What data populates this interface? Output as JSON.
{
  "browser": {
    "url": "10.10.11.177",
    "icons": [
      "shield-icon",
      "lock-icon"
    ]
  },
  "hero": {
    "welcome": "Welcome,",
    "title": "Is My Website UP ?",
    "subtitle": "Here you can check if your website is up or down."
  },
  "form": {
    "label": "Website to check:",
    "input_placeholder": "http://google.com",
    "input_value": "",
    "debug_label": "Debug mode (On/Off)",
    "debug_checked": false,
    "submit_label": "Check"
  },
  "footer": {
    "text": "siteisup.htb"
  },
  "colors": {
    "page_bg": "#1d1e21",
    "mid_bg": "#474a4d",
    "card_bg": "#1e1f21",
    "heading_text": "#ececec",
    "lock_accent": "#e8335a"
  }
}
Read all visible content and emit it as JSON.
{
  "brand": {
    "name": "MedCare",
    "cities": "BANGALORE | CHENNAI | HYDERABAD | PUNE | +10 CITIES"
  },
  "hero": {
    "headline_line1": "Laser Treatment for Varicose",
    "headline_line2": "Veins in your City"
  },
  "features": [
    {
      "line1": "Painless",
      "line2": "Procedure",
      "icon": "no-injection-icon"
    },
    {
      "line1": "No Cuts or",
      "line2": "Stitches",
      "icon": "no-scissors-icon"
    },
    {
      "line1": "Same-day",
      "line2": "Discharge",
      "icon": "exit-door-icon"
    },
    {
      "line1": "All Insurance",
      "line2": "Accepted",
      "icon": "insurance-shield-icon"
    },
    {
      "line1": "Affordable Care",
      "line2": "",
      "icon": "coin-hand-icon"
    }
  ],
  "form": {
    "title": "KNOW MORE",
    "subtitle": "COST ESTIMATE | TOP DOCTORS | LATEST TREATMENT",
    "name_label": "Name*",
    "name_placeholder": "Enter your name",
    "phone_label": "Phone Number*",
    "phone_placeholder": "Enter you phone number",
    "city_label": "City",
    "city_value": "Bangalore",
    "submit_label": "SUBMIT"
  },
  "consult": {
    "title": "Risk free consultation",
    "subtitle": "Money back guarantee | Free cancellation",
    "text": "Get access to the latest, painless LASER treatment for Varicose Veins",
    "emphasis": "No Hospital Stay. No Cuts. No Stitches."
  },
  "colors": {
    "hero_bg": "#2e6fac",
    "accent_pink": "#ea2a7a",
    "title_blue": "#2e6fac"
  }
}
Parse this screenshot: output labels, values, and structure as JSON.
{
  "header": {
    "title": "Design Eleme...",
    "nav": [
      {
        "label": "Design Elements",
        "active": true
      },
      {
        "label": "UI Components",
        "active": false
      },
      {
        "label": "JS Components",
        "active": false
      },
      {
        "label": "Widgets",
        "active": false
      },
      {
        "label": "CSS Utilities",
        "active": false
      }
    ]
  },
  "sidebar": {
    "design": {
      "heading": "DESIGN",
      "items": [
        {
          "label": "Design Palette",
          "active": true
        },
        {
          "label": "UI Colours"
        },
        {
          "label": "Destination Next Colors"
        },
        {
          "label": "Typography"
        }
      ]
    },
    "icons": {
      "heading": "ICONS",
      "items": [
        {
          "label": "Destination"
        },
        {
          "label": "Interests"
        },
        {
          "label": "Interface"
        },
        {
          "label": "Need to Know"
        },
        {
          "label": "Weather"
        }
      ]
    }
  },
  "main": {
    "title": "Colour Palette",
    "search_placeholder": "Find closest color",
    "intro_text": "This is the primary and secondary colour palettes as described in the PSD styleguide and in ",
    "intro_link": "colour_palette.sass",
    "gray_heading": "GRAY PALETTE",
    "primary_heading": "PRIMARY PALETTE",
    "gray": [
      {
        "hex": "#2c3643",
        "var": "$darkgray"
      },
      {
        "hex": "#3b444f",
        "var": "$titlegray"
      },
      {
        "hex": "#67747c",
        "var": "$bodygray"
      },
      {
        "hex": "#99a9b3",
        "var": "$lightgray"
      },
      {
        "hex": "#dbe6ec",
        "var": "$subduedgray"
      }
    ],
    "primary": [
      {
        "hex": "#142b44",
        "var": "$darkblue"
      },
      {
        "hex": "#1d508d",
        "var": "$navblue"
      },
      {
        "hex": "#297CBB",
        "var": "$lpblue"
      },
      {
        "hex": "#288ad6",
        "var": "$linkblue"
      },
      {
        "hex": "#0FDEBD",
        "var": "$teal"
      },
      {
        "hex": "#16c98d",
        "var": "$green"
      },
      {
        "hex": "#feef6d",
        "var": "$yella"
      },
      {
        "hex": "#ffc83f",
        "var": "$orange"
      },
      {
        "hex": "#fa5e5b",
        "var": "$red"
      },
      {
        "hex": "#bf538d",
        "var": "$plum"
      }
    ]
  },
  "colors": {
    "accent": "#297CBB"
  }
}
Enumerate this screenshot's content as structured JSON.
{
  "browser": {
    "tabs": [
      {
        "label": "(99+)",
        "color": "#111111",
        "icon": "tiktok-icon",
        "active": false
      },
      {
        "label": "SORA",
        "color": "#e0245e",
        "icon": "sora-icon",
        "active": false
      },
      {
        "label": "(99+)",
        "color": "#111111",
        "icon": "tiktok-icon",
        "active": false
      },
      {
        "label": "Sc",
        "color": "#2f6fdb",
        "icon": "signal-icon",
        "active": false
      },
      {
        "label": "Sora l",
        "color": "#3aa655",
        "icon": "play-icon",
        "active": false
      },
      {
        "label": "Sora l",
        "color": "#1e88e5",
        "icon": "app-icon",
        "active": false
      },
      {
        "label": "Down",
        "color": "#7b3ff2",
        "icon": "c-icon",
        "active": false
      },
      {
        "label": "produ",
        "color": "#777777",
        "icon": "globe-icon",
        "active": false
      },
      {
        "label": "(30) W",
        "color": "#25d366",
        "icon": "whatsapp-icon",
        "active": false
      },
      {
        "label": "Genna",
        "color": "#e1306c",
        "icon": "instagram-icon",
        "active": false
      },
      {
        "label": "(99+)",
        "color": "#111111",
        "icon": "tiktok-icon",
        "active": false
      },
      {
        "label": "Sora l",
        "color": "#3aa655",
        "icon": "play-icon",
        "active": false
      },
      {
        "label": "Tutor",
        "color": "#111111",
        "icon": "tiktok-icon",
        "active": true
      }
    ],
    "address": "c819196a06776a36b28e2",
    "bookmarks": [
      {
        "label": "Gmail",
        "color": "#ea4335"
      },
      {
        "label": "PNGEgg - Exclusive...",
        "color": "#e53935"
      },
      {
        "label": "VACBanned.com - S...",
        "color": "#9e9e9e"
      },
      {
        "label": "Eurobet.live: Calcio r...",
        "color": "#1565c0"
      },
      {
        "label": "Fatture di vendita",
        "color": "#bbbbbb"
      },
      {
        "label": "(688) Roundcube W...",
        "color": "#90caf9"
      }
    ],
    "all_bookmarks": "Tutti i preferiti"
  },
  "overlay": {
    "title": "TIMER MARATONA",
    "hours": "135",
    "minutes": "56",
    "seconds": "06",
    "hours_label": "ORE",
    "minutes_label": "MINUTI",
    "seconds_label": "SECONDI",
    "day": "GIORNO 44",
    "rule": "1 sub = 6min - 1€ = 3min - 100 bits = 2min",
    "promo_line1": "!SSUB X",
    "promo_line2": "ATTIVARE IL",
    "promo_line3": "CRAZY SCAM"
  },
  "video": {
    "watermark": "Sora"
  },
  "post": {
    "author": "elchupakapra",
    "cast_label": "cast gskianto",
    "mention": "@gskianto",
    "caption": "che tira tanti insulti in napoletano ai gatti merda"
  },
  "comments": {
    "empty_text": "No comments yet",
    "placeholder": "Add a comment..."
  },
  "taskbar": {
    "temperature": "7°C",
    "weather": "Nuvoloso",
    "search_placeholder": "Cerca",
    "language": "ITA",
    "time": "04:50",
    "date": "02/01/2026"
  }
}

——

▶ **Exercise aim**:
Write out the data again, exactly and in full.

▶ **Exercise response**:
What data populates this interface? Output as JSON.
{
  "browser": {
    "url": "10.10.11.177",
    "icons": [
      "shield-icon",
      "lock-icon"
    ]
  },
  "hero": {
    "welcome": "Welcome,",
    "title": "Is My Website UP ?",
    "subtitle": "Here you can check if your website is up or down."
  },
  "form": {
    "label": "Website to check:",
    "input_placeholder": "http://google.com",
    "input_value": "",
    "debug_label": "Debug mode (On/Off)",
    "debug_checked": false,
    "submit_label": "Check"
  },
  "footer": {
    "text": "siteisup.htb"
  },
  "colors": {
    "page_bg": "#1d1e21",
    "mid_bg": "#474a4d",
    "card_bg": "#1e1f21",
    "heading_text": "#ececec",
    "lock_accent": "#e8335a"
  }
}
Read all visible content and emit it as JSON.
{
  "brand": {
    "name": "MedCare",
    "cities": "BANGALORE | CHENNAI | HYDERABAD | PUNE | +10 CITIES"
  },
  "hero": {
    "headline_line1": "Laser Treatment for Varicose",
    "headline_line2": "Veins in your City"
  },
  "features": [
    {
      "line1": "Painless",
      "line2": "Procedure",
      "icon": "no-injection-icon"
    },
    {
      "line1": "No Cuts or",
      "line2": "Stitches",
      "icon": "no-scissors-icon"
    },
    {
      "line1": "Same-day",
      "line2": "Discharge",
      "icon": "exit-door-icon"
    },
    {
      "line1": "All Insurance",
      "line2": "Accepted",
      "icon": "insurance-shield-icon"
    },
    {
      "line1": "Affordable Care",
      "line2": "",
      "icon": "coin-hand-icon"
    }
  ],
  "form": {
    "title": "KNOW MORE",
    "subtitle": "COST ESTIMATE | TOP DOCTORS | LATEST TREATMENT",
    "name_label": "Name*",
    "name_placeholder": "Enter your name",
    "phone_label": "Phone Number*",
    "phone_placeholder": "Enter you phone number",
    "city_label": "City",
    "city_value": "Bangalore",
    "submit_label": "SUBMIT"
  },
  "consult": {
    "title": "Risk free consultation",
    "subtitle": "Money back guarantee | Free cancellation",
    "text": "Get access to the latest, painless LASER treatment for Varicose Veins",
    "emphasis": "No Hospital Stay. No Cuts. No Stitches."
  },
  "colors": {
    "hero_bg": "#2e6fac",
    "accent_pink": "#ea2a7a",
    "title_blue": "#2e6fac"
  }
}
Parse this screenshot: output labels, values, and structure as JSON.
{
  "header": {
    "title": "Design Eleme...",
    "nav": [
      {
        "label": "Design Elements",
        "active": true
      },
      {
        "label": "UI Components",
        "active": false
      },
      {
        "label": "JS Components",
        "active": false
      },
      {
        "label": "Widgets",
        "active": false
      },
      {
        "label": "CSS Utilities",
        "active": false
      }
    ]
  },
  "sidebar": {
    "design": {
      "heading": "DESIGN",
      "items": [
        {
          "label": "Design Palette",
          "active": true
        },
        {
          "label": "UI Colours"
        },
        {
          "label": "Destination Next Colors"
        },
        {
          "label": "Typography"
        }
      ]
    },
    "icons": {
      "heading": "ICONS",
      "items": [
        {
          "label": "Destination"
        },
        {
          "label": "Interests"
        },
        {
          "label": "Interface"
        },
        {
          "label": "Need to Know"
        },
        {
          "label": "Weather"
        }
      ]
    }
  },
  "main": {
    "title": "Colour Palette",
    "search_placeholder": "Find closest color",
    "intro_text": "This is the primary and secondary colour palettes as described in the PSD styleguide and in ",
    "intro_link": "colour_palette.sass",
    "gray_heading": "GRAY PALETTE",
    "primary_heading": "PRIMARY PALETTE",
    "gray": [
      {
        "hex": "#2c3643",
        "var": "$darkgray"
      },
      {
        "hex": "#3b444f",
        "var": "$titlegray"
      },
      {
        "hex": "#67747c",
        "var": "$bodygray"
      },
      {
        "hex": "#99a9b3",
        "var": "$lightgray"
      },
      {
        "hex": "#dbe6ec",
        "var": "$subduedgray"
      }
    ],
    "primary": [
      {
        "hex": "#142b44",
        "var": "$darkblue"
      },
      {
        "hex": "#1d508d",
        "var": "$navblue"
      },
      {
        "hex": "#297CBB",
        "var": "$lpblue"
      },
      {
        "hex": "#288ad6",
        "var": "$linkblue"
      },
      {
        "hex": "#0FDEBD",
        "var": "$teal"
      },
      {
        "hex": "#16c98d",
        "var": "$green"
      },
      {
        "hex": "#feef6d",
        "var": "$yella"
      },
      {
        "hex": "#ffc83f",
        "var": "$orange"
      },
      {
        "hex": "#fa5e5b",
        "var": "$red"
      },
      {
        "hex": "#bf538d",
        "var": "$plum"
      }
    ]
  },
  "colors": {
    "accent": "#297CBB"
  }
}
Enumerate this screenshot's content as structured JSON.
{
  "browser": {
    "tabs": [
      {
        "label": "(99+)",
        "color": "#111111",
        "icon": "tiktok-icon",
        "active": false
      },
      {
        "label": "SORA",
        "color": "#e0245e",
        "icon": "sora-icon",
        "active": false
      },
      {
        "label": "(99+)",
        "color": "#111111",
        "icon": "tiktok-icon",
        "active": false
      },
      {
        "label": "Sc",
        "color": "#2f6fdb",
        "icon": "signal-icon",
        "active": false
      },
      {
        "label": "Sora l",
        "color": "#3aa655",
        "icon": "play-icon",
        "active": false
      },
      {
        "label": "Sora l",
        "color": "#1e88e5",
        "icon": "app-icon",
        "active": false
      },
      {
        "label": "Down",
        "color": "#7b3ff2",
        "icon": "c-icon",
        "active": false
      },
      {
        "label": "produ",
        "color": "#777777",
        "icon": "globe-icon",
        "active": false
      },
      {
        "label": "(30) W",
        "color": "#25d366",
        "icon": "whatsapp-icon",
        "active": false
      },
      {
        "label": "Genna",
        "color": "#e1306c",
        "icon": "instagram-icon",
        "active": false
      },
      {
        "label": "(99+)",
        "color": "#111111",
        "icon": "tiktok-icon",
        "active": false
      },
      {
        "label": "Sora l",
        "color": "#3aa655",
        "icon": "play-icon",
        "active": false
      },
      {
        "label": "Tutor",
        "color": "#111111",
        "icon": "tiktok-icon",
        "active": true
      }
    ],
    "address": "c819196a06776a36b28e2",
    "bookmarks": [
      {
        "label": "Gmail",
        "color": "#ea4335"
      },
      {
        "label": "PNGEgg - Exclusive...",
        "color": "#e53935"
      },
      {
        "label": "VACBanned.com - S...",
        "color": "#9e9e9e"
      },
      {
        "label": "Eurobet.live: Calcio r...",
        "color": "#1565c0"
      },
      {
        "label": "Fatture di vendita",
        "color": "#bbbbbb"
      },
      {
        "label": "(688) Roundcube W...",
        "color": "#90caf9"
      }
    ],
    "all_bookmarks": "Tutti i preferiti"
  },
  "overlay": {
    "title": "TIMER MARATONA",
    "hours": "135",
    "minutes": "56",
    "seconds": "06",
    "hours_label": "ORE",
    "minutes_label": "MINUTI",
    "seconds_label": "SECONDI",
    "day": "GIORNO 44",
    "rule": "1 sub = 6min - 1€ = 3min - 100 bits = 2min",
    "promo_line1": "!SSUB X",
    "promo_line2": "ATTIVARE IL",
    "promo_line3": "CRAZY SCAM"
  },
  "video": {
    "watermark": "Sora"
  },
  "post": {
    "author": "elchupakapra",
    "cast_label": "cast gskianto",
    "mention": "@gskianto",
    "caption": "che tira tanti insulti in napoletano ai gatti merda"
  },
  "comments": {
    "empty_text": "No comments yet",
    "placeholder": "Add a comment..."
  },
  "taskbar": {
    "temperature": "7°C",
    "weather": "Nuvoloso",
    "search_placeholder": "Cerca",
    "language": "ITA",
    "time": "04:50",
    "date": "02/01/2026"
  }
}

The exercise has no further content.